# INSTRUCTIONS FOR THE TASK:
Report every line in the listing that contains the string "класс".

---------- INFORMATION GIVEN ----------

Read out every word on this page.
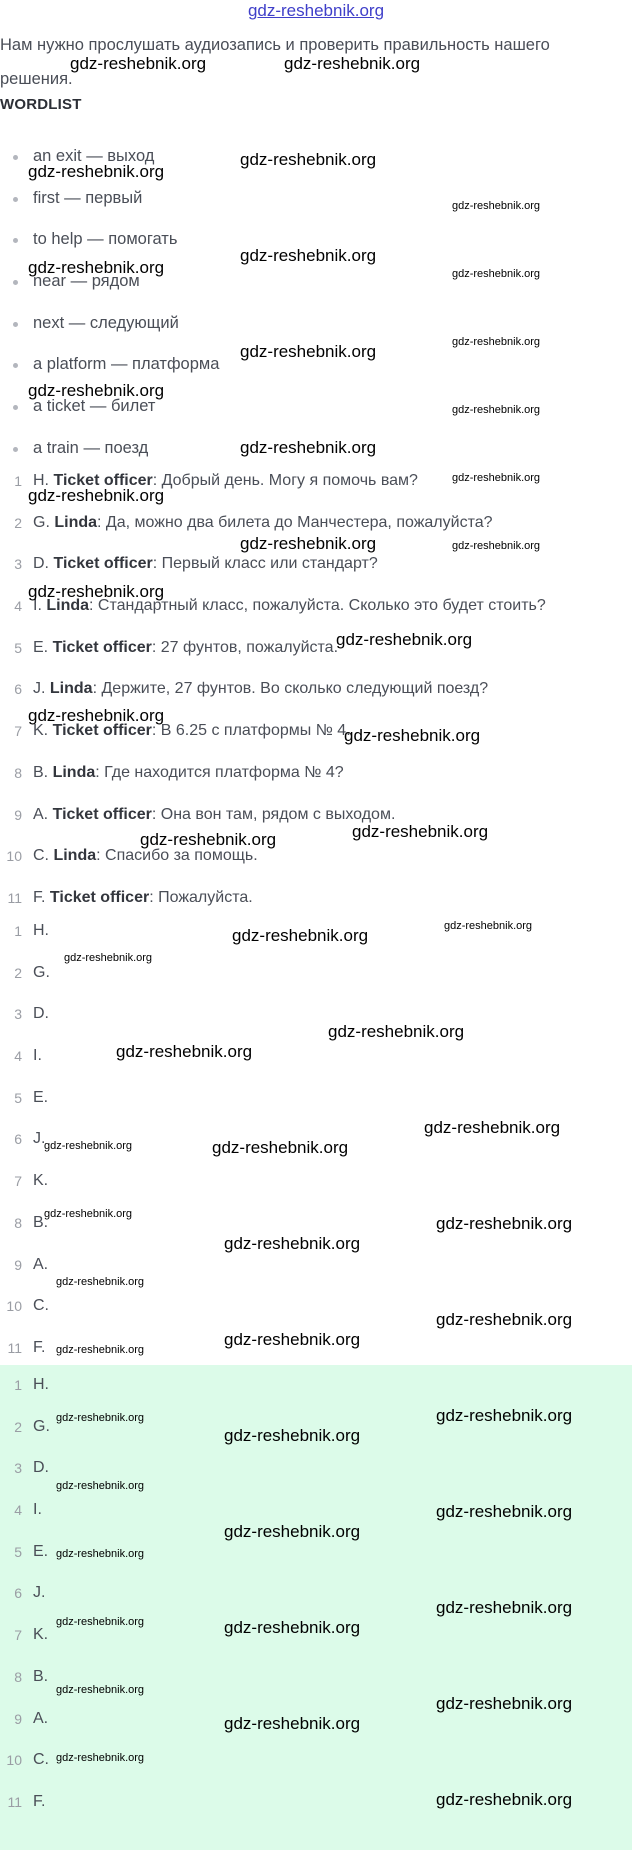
gdz-reshebnik.org

Нам нужно прослушать аудиозапись и проверить правильность нашего решения.

WORDLIST
an exit — выход
first — первый
to help — помогать
near — рядом
next — следующий
a platform — платформа
a ticket — билет
a train — поезд
1 H. Ticket officer: Добрый день. Могу я помочь вам?
2 G. Linda: Да, можно два билета до Манчестера, пожалуйста?
3 D. Ticket officer: Первый класс или стандарт?
4 I. Linda: Стандартный класс, пожалуйста. Сколько это будет стоить?
5 E. Ticket officer: 27 фунтов, пожалуйста.
6 J. Linda: Держите, 27 фунтов. Во сколько следующий поезд?
7 K. Ticket officer: В 6.25 с платформы № 4.
8 B. Linda: Где находится платформа № 4?
9 A. Ticket officer: Она вон там, рядом с выходом.
10 C. Linda: Спасибо за помощь.
11 F. Ticket officer: Пожалуйста.
1 H.
2 G.
3 D.
4 I.
5 E.
6 J.
7 K.
8 B.
9 A.
10 C.
11 F.
1 H.
2 G.
3 D.
4 I.
5 E.
6 J.
7 K.
8 B.
9 A.
10 C.
11 F.
gdz-reshebnik.org	gdz-reshebnik.org
gdz-reshebnik.org
gdz-reshebnik.org
gdz-reshebnik.org
gdz-reshebnik.org
gdz-reshebnik.org	gdz-reshebnik.org
gdz-reshebnik.org	gdz-reshebnik.org
gdz-reshebnik.org
gdz-reshebnik.org
gdz-reshebnik.org
gdz-reshebnik.org
gdz-reshebnik.org
gdz-reshebnik.org	gdz-reshebnik.org
gdz-reshebnik.org
gdz-reshebnik.org
gdz-reshebnik.org
gdz-reshebnik.org
gdz-reshebnik.org
gdz-reshebnik.org
gdz-reshebnik.org	gdz-reshebnik.org
gdz-reshebnik.org
gdz-reshebnik.org
gdz-reshebnik.org
gdz-reshebnik.org
gdz-reshebnik.org	gdz-reshebnik.org
gdz-reshebnik.org	gdz-reshebnik.org
gdz-reshebnik.org
gdz-reshebnik.org
gdz-reshebnik.org
gdz-reshebnik.org
gdz-reshebnik.org
gdz-reshebnik.org
gdz-reshebnik.org
gdz-reshebnik.org
gdz-reshebnik.org
gdz-reshebnik.org
gdz-reshebnik.org
gdz-reshebnik.org
gdz-reshebnik.org
gdz-reshebnik.org	gdz-reshebnik.org
gdz-reshebnik.org
gdz-reshebnik.org
gdz-reshebnik.org
gdz-reshebnik.org
gdz-reshebnik.org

----------

# RESULT OF THE TASK:
3 D. Ticket officer: Первый класс или стандарт?
4 I. Linda: Стандартный класс, пожалуйста. Сколько это будет стоить?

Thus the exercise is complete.